**Do this**
Among the entries below, find how many lines carry the word "Build" and state only that figure.
=== Dataset excerpts ===
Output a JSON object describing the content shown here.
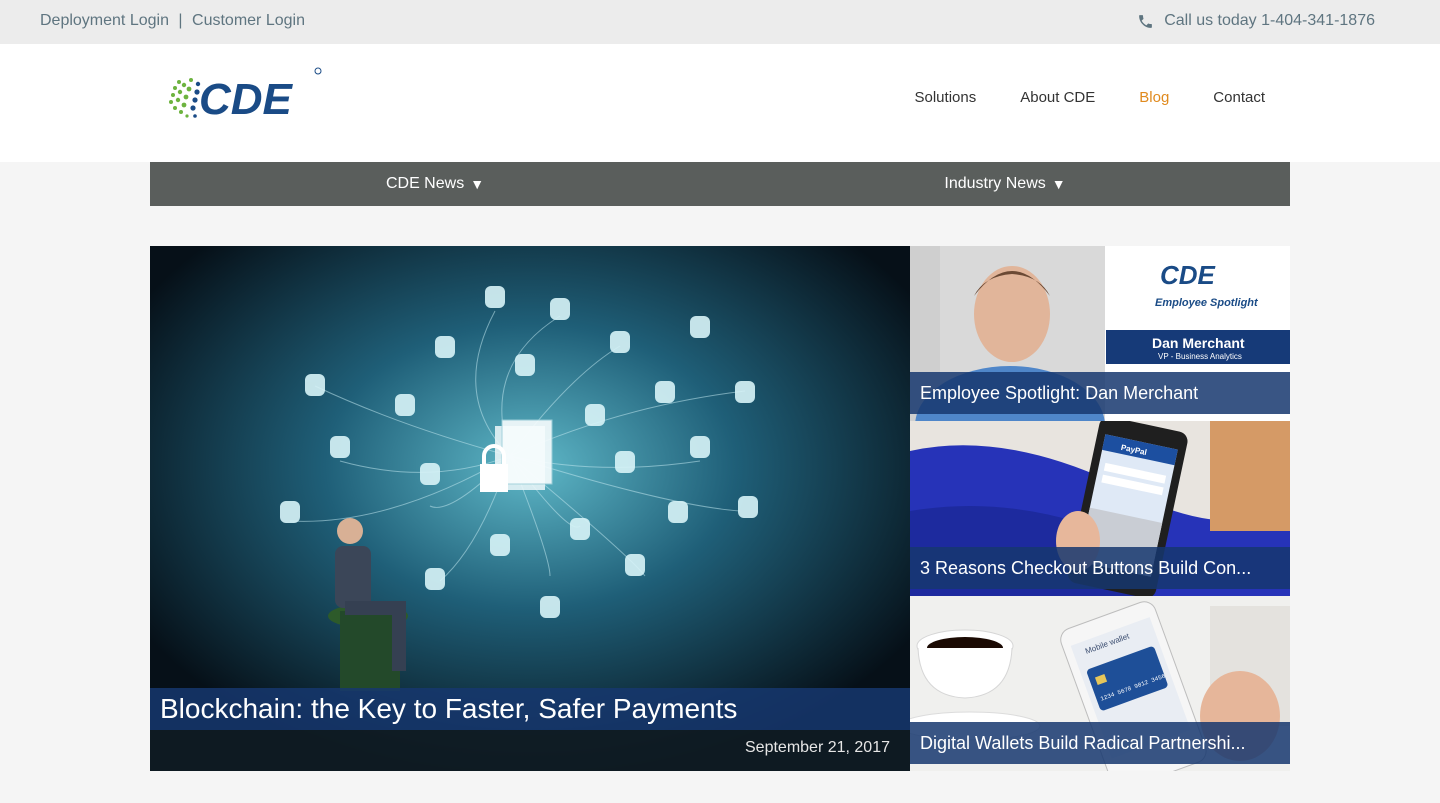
{
  "topbar": {
    "deployment_login": "Deployment Login",
    "separator": "|",
    "customer_login": "Customer Login",
    "phone_text": "Call us today 1-404-341-1876"
  },
  "header": {
    "logo_text": "CDE",
    "nav": [
      {
        "label": "Solutions"
      },
      {
        "label": "About CDE"
      },
      {
        "label": "Blog",
        "active": true
      },
      {
        "label": "Contact"
      }
    ]
  },
  "subnav": {
    "items": [
      {
        "label": "CDE News",
        "caret": "▼"
      },
      {
        "label": "Industry News",
        "caret": "▼"
      }
    ]
  },
  "featured": {
    "title": "Blockchain: the Key to Faster, Safer Payments",
    "date": "September 21, 2017"
  },
  "cards": [
    {
      "title": "Employee Spotlight: Dan Merchant",
      "image_text": {
        "logo": "CDE",
        "headline": "Employee Spotlight",
        "name": "Dan Merchant",
        "role": "VP - Business Analytics"
      }
    },
    {
      "title": "3 Reasons Checkout Buttons Build Con...",
      "image_text": {
        "app": "PayPal"
      }
    },
    {
      "title": "Digital Wallets Build Radical Partnershi...",
      "image_text": {
        "app": "Mobile wallet",
        "card_number": "1234 5678 9012 3456"
      }
    }
  ],
  "colors": {
    "accent": "#e08a1e",
    "caption_blue": "#16376e",
    "subnav": "#5a5e5c",
    "logo_blue": "#1a4b86",
    "logo_green": "#6db33f"
  }
}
===
**Exercise solution**
2